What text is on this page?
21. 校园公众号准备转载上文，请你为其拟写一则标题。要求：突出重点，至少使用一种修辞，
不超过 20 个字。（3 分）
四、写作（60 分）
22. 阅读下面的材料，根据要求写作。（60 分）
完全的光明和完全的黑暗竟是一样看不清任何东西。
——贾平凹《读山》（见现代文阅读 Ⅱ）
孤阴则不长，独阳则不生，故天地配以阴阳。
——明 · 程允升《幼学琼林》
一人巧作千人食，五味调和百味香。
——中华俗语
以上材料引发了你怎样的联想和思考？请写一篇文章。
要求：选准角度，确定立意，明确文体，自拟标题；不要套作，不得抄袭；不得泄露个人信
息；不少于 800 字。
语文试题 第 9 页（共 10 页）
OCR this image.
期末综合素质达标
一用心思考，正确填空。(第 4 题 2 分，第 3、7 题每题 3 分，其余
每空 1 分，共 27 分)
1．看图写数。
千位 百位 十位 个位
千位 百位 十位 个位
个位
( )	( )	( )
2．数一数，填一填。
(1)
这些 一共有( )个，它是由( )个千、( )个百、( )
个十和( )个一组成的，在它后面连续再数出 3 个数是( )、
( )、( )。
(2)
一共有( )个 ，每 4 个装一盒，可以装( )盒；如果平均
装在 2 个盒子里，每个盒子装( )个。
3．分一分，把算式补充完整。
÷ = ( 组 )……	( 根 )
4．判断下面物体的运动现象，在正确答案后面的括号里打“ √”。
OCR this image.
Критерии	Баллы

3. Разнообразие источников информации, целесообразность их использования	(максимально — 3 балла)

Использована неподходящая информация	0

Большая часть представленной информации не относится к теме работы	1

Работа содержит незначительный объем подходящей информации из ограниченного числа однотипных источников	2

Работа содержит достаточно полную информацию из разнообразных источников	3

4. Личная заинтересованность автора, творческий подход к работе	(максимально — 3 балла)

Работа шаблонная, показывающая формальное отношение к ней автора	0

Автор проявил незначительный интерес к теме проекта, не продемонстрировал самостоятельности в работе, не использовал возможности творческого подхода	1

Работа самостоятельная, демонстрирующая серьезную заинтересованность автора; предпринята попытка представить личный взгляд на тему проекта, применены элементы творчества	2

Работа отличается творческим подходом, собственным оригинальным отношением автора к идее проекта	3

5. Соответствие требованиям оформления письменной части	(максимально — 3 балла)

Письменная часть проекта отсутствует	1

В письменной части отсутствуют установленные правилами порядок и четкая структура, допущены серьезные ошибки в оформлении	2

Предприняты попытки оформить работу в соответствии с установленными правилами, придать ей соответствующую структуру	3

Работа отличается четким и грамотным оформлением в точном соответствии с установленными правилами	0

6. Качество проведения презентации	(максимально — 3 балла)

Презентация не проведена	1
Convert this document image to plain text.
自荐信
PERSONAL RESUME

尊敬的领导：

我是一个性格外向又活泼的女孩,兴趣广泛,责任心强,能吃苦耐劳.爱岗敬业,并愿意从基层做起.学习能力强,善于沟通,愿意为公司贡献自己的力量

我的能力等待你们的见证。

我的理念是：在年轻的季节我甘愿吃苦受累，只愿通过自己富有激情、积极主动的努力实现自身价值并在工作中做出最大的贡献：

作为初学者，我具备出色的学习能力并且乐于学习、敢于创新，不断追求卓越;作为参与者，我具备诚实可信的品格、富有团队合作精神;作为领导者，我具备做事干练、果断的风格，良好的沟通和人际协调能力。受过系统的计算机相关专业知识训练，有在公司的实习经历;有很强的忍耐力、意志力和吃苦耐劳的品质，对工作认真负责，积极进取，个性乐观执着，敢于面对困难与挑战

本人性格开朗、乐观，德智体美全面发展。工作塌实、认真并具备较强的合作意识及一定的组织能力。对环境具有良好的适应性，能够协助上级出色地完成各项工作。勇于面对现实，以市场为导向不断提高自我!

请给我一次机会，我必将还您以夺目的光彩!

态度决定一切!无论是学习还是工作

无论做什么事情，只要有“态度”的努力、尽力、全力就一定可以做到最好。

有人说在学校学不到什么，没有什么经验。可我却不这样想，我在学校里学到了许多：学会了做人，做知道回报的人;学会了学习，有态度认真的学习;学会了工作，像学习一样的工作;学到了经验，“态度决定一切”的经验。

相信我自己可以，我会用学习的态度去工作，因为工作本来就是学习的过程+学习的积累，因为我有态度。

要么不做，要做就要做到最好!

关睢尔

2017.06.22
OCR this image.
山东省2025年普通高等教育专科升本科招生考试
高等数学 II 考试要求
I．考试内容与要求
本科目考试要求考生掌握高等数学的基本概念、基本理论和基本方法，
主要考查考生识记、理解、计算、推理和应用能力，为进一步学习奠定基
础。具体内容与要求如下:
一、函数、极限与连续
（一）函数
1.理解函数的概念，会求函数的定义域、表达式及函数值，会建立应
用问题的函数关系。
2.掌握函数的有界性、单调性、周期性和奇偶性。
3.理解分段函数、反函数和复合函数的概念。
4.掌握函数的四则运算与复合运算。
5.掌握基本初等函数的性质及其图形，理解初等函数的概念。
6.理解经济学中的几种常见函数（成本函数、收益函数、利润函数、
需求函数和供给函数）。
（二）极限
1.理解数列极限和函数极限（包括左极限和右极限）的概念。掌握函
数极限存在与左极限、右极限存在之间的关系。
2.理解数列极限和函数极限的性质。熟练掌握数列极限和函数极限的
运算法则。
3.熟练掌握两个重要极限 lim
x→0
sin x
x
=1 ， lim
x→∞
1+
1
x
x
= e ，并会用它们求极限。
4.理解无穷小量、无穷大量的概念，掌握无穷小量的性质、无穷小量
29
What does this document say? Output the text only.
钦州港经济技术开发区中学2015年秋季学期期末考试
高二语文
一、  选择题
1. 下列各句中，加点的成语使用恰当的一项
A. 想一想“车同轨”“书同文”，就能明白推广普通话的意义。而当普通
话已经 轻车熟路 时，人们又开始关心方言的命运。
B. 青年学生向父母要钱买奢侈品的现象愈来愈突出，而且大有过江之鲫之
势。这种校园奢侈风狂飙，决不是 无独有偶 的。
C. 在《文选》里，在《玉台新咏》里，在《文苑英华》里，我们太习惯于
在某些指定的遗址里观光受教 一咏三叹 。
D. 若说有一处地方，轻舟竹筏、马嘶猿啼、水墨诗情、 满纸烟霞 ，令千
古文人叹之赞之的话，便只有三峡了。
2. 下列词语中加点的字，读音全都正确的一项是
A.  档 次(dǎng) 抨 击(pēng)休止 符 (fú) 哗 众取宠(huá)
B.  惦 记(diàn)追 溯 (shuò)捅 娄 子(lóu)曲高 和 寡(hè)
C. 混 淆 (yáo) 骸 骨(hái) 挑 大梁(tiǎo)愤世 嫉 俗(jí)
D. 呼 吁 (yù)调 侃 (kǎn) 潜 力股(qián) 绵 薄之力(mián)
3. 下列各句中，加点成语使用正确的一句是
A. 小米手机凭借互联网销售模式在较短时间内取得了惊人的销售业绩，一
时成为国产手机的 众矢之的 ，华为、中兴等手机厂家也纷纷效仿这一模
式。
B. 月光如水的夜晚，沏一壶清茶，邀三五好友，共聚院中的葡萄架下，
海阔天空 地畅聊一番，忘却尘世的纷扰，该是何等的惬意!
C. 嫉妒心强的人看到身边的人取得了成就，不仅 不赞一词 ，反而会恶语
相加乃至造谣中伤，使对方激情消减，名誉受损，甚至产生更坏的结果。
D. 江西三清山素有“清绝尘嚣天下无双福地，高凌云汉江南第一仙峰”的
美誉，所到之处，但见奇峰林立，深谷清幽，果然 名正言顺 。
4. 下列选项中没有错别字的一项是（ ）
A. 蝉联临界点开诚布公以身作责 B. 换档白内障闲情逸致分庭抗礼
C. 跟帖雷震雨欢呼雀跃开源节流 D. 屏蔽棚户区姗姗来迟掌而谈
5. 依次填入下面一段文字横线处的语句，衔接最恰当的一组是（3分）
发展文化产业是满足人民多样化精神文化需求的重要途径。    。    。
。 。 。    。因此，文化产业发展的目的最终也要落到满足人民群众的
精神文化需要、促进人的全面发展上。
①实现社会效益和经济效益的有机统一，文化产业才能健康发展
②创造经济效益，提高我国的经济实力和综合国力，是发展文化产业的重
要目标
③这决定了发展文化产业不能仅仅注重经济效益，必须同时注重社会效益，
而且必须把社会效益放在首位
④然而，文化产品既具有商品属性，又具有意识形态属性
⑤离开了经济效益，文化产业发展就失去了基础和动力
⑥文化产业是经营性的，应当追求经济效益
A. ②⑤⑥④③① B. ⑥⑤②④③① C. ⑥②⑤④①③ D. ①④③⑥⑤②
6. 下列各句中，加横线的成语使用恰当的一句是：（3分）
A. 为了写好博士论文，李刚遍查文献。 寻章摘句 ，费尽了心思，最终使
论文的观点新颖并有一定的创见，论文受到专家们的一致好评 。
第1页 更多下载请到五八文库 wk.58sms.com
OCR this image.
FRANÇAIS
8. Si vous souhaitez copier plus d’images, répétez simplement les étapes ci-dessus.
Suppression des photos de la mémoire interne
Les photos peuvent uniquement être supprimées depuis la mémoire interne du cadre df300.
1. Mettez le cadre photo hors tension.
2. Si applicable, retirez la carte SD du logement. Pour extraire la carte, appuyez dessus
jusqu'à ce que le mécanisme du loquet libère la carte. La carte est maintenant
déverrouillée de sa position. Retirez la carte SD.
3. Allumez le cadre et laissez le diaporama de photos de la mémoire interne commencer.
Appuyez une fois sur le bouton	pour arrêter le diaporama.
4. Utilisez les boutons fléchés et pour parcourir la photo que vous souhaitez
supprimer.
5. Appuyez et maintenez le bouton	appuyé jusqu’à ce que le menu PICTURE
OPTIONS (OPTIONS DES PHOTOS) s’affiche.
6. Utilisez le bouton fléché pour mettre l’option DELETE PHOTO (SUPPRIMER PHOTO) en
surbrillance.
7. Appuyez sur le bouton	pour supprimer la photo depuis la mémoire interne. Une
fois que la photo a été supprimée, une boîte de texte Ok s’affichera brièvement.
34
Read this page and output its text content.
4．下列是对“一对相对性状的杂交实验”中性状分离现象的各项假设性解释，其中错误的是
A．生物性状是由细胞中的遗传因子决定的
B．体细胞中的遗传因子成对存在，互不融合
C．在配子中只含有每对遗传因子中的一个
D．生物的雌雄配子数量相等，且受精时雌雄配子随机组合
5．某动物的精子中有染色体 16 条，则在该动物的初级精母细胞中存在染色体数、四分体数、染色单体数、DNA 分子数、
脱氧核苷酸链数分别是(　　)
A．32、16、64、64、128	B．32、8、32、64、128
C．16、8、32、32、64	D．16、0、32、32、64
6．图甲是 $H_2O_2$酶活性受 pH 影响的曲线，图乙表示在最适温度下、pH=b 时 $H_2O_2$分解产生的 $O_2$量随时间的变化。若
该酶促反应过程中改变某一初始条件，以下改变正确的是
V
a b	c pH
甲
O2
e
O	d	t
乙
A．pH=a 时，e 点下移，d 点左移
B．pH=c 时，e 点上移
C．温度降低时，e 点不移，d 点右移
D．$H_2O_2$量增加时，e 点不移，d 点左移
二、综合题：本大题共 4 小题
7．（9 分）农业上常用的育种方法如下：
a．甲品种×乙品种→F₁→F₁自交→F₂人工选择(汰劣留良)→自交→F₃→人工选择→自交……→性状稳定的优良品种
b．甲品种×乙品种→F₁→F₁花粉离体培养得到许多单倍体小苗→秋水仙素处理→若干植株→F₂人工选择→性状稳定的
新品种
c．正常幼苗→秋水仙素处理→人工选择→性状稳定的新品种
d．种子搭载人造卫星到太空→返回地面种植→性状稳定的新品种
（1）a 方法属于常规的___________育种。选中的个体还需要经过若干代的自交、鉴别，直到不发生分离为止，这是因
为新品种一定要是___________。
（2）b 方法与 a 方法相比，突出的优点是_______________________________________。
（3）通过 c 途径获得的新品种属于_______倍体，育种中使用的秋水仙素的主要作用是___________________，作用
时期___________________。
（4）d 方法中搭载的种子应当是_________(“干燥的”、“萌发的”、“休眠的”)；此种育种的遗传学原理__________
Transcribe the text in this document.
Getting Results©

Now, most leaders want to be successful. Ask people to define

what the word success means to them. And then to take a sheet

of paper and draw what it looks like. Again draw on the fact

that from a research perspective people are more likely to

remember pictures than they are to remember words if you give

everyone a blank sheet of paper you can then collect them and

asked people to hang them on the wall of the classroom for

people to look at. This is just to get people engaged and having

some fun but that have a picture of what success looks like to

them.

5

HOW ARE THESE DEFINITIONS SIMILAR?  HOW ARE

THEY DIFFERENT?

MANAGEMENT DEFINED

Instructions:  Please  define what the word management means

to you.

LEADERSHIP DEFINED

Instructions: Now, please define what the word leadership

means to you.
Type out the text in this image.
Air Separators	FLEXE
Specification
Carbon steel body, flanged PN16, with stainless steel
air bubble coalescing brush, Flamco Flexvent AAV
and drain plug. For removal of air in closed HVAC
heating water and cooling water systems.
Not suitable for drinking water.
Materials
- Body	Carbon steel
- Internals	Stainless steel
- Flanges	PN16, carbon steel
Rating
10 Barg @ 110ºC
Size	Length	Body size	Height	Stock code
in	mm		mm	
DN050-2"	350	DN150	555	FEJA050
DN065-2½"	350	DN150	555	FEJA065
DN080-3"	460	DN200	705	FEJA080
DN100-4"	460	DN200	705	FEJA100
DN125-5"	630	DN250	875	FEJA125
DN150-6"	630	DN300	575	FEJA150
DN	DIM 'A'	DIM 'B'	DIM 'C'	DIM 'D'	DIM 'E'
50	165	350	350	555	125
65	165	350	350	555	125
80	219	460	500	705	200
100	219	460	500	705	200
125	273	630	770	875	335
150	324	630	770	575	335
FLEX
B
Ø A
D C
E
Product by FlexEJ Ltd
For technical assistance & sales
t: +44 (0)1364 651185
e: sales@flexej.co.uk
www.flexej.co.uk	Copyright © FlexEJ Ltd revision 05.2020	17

### Requirement
Identify the lines above with the word "отличается". Copy them.

### Worked solution
Работа отличается творческим подходом, собственным оригинальным отношением автора к идее проекта	3
Работа отличается четким и грамотным оформлением в точном соответствии с установленными правилами	0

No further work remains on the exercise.